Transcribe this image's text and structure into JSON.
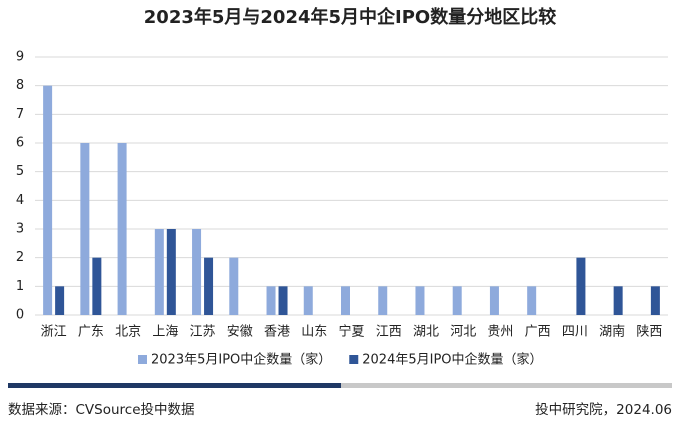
{
  "chart_data": {
    "type": "bar",
    "title": "2023年5月与2024年5月中企IPO数量分地区比较",
    "categories": [
      "浙江",
      "广东",
      "北京",
      "上海",
      "江苏",
      "安徽",
      "香港",
      "山东",
      "宁夏",
      "江西",
      "湖北",
      "河北",
      "贵州",
      "广西",
      "四川",
      "湖南",
      "陕西"
    ],
    "series": [
      {
        "name": "2023年5月IPO中企数量（家）",
        "color": "#8eaadc",
        "values": [
          8,
          6,
          6,
          3,
          3,
          2,
          1,
          1,
          1,
          1,
          1,
          1,
          1,
          1,
          0,
          0,
          0
        ]
      },
      {
        "name": "2024年5月IPO中企数量（家）",
        "color": "#2f5597",
        "values": [
          1,
          2,
          0,
          3,
          2,
          0,
          1,
          0,
          0,
          0,
          0,
          0,
          0,
          0,
          2,
          1,
          1
        ]
      }
    ],
    "ylim": [
      0,
      9
    ],
    "yticks": [
      0,
      1,
      2,
      3,
      4,
      5,
      6,
      7,
      8,
      9
    ],
    "grid": true,
    "legend": "bottom"
  },
  "footer": {
    "source": "数据来源：CVSource投中数据",
    "credit": "投中研究院，2024.06"
  }
}
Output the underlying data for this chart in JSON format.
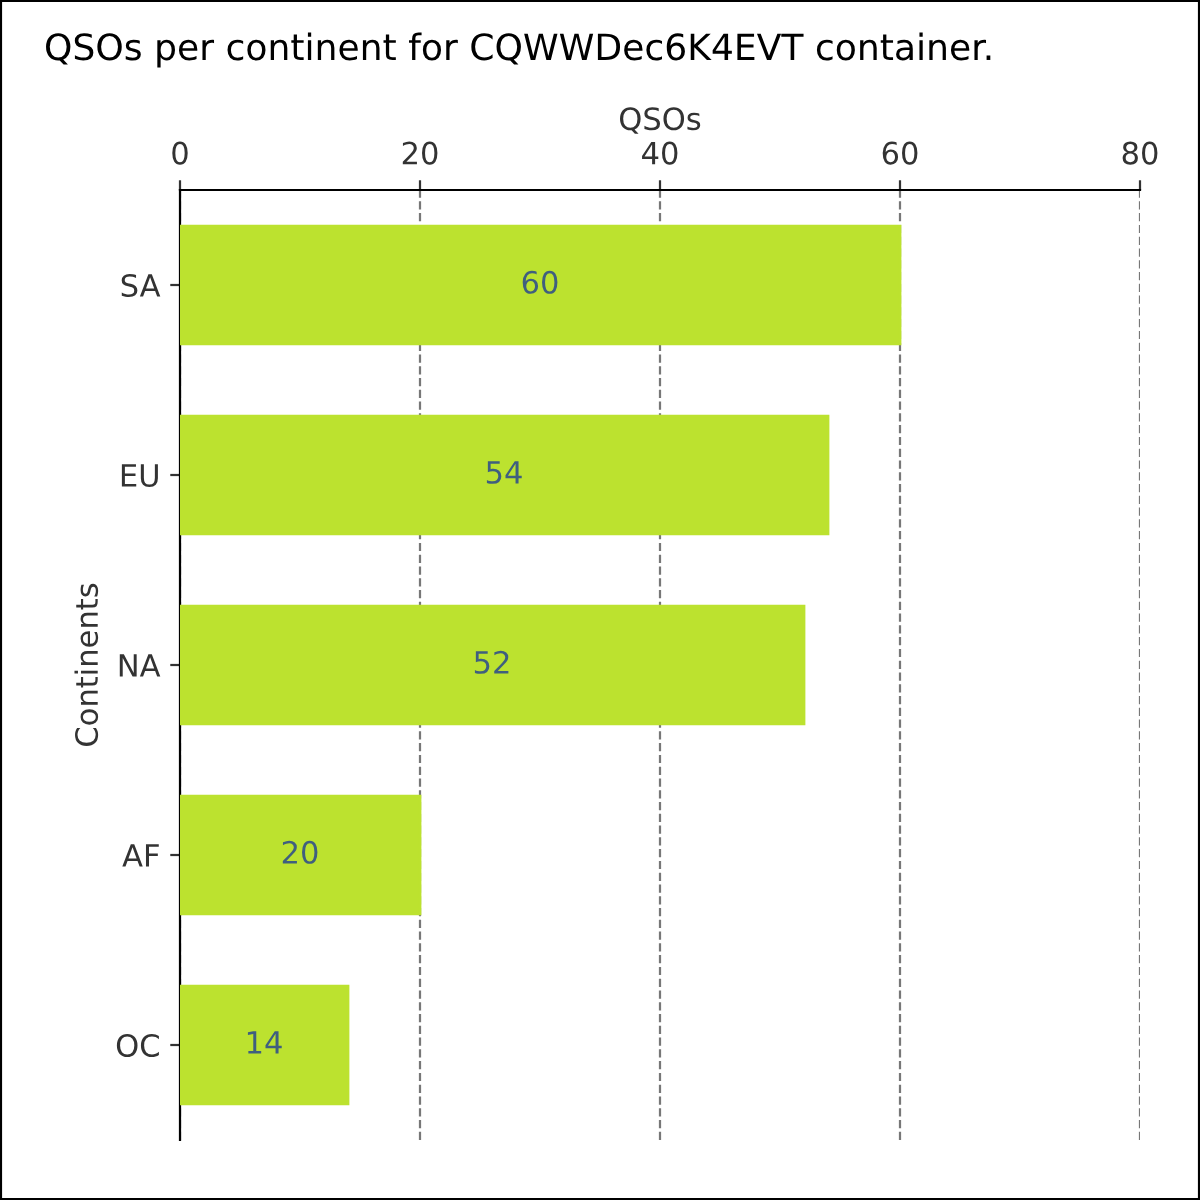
{
  "chart_data": {
    "type": "bar",
    "orientation": "horizontal",
    "title": "QSOs per continent for CQWWDec6K4EVT container.",
    "xlabel": "QSOs",
    "ylabel": "Continents",
    "categories": [
      "SA",
      "EU",
      "NA",
      "AF",
      "OC"
    ],
    "values": [
      60,
      54,
      52,
      20,
      14
    ],
    "color": "#bce22f",
    "xlim": [
      0,
      80
    ],
    "xticks": [
      0,
      20,
      40,
      60,
      80
    ],
    "grid": "x",
    "data_labels": true
  }
}
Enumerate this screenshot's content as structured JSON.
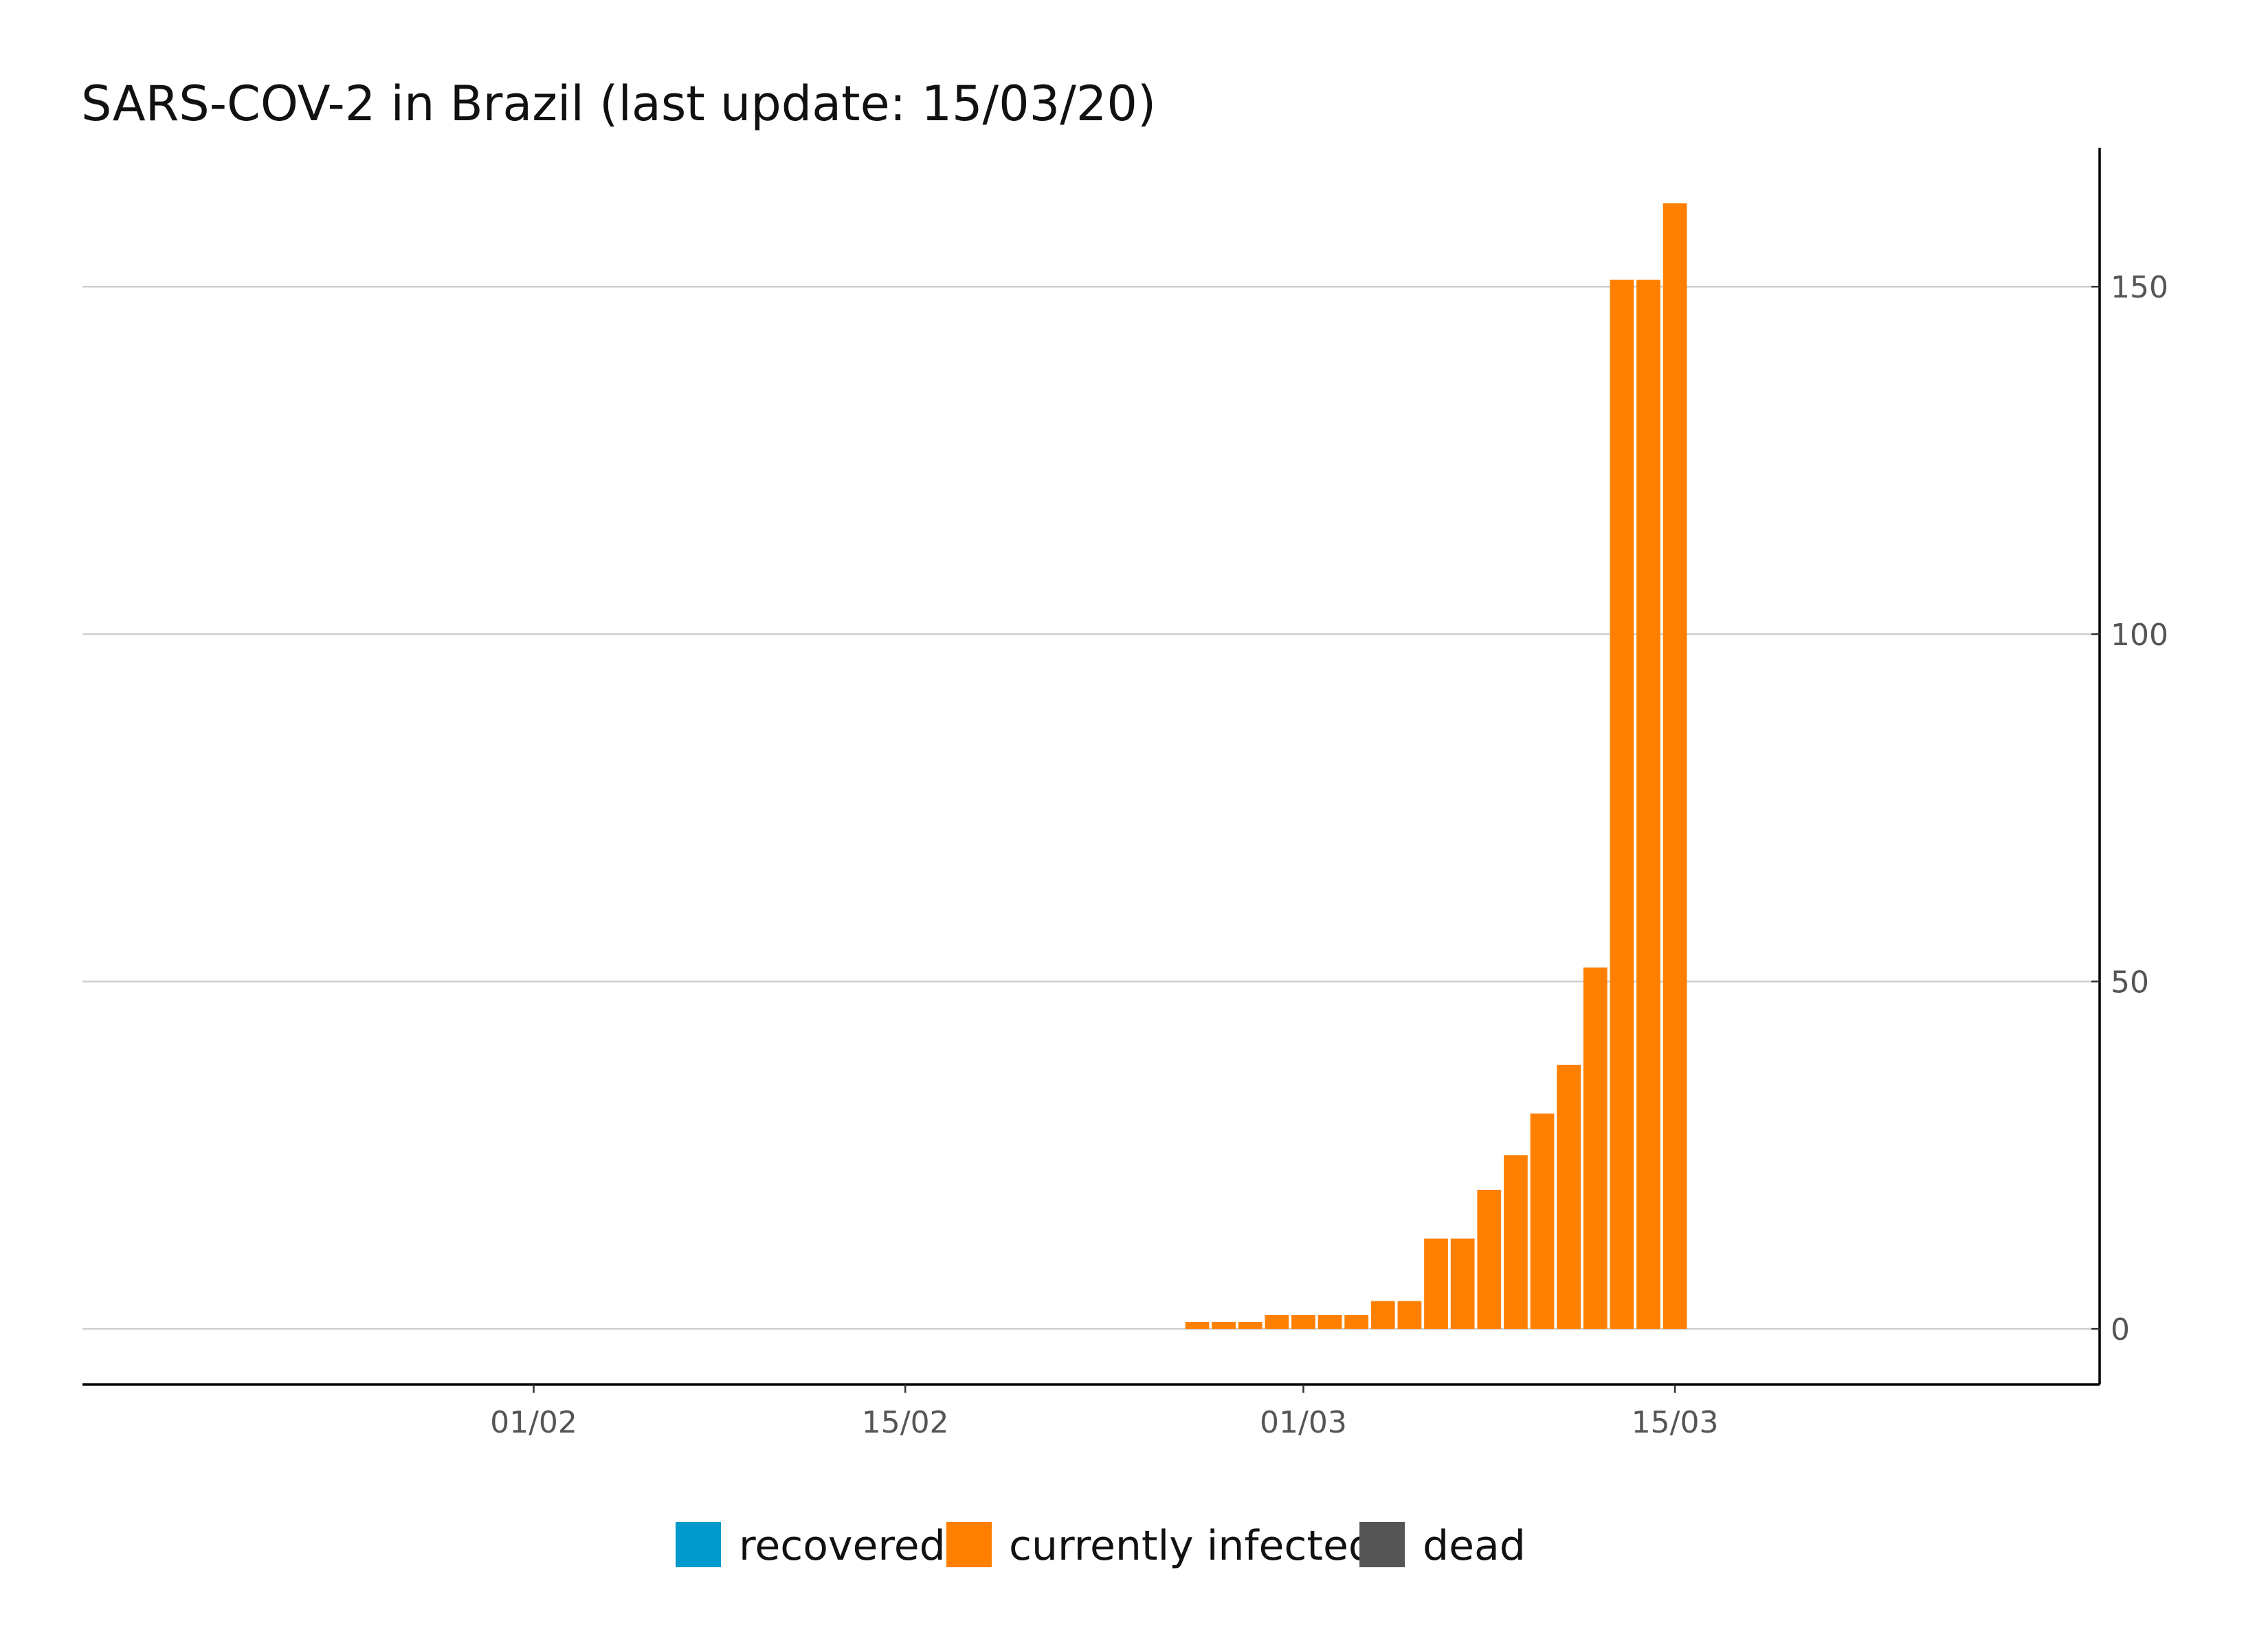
= = = = =
● Task to complete: Without the pictures, write out all of the material exactly.

● Output below:
Transcribe this image's text and structure into JSON.
{
  "chart_data": {
    "type": "bar",
    "title": "2023年5月与2024年5月中企IPO数量分地区比较",
    "categories": [
      "浙江",
      "广东",
      "北京",
      "上海",
      "江苏",
      "安徽",
      "香港",
      "山东",
      "宁夏",
      "江西",
      "湖北",
      "河北",
      "贵州",
      "广西",
      "四川",
      "湖南",
      "陕西"
    ],
    "series": [
      {
        "name": "2023年5月IPO中企数量（家）",
        "color": "#8eaadc",
        "values": [
          8,
          6,
          6,
          3,
          3,
          2,
          1,
          1,
          1,
          1,
          1,
          1,
          1,
          1,
          0,
          0,
          0
        ]
      },
      {
        "name": "2024年5月IPO中企数量（家）",
        "color": "#2f5597",
        "values": [
          1,
          2,
          0,
          3,
          2,
          0,
          1,
          0,
          0,
          0,
          0,
          0,
          0,
          0,
          2,
          1,
          1
        ]
      }
    ],
    "ylim": [
      0,
      9
    ],
    "yticks": [
      0,
      1,
      2,
      3,
      4,
      5,
      6,
      7,
      8,
      9
    ],
    "grid": true,
    "legend": "bottom"
  },
  "footer": {
    "source": "数据来源：CVSource投中数据",
    "credit": "投中研究院，2024.06"
  }
}
Output the underlying data for this chart in JSON format.
{
  "chart_data": {
    "type": "bar",
    "orientation": "horizontal",
    "title": "QSOs per continent for CQWWDec6K4EVT container.",
    "xlabel": "QSOs",
    "ylabel": "Continents",
    "categories": [
      "SA",
      "EU",
      "NA",
      "AF",
      "OC"
    ],
    "values": [
      60,
      54,
      52,
      20,
      14
    ],
    "color": "#bce22f",
    "xlim": [
      0,
      80
    ],
    "xticks": [
      0,
      20,
      40,
      60,
      80
    ],
    "grid": "x",
    "data_labels": true
  }
}
Enumerate this screenshot's content as structured JSON.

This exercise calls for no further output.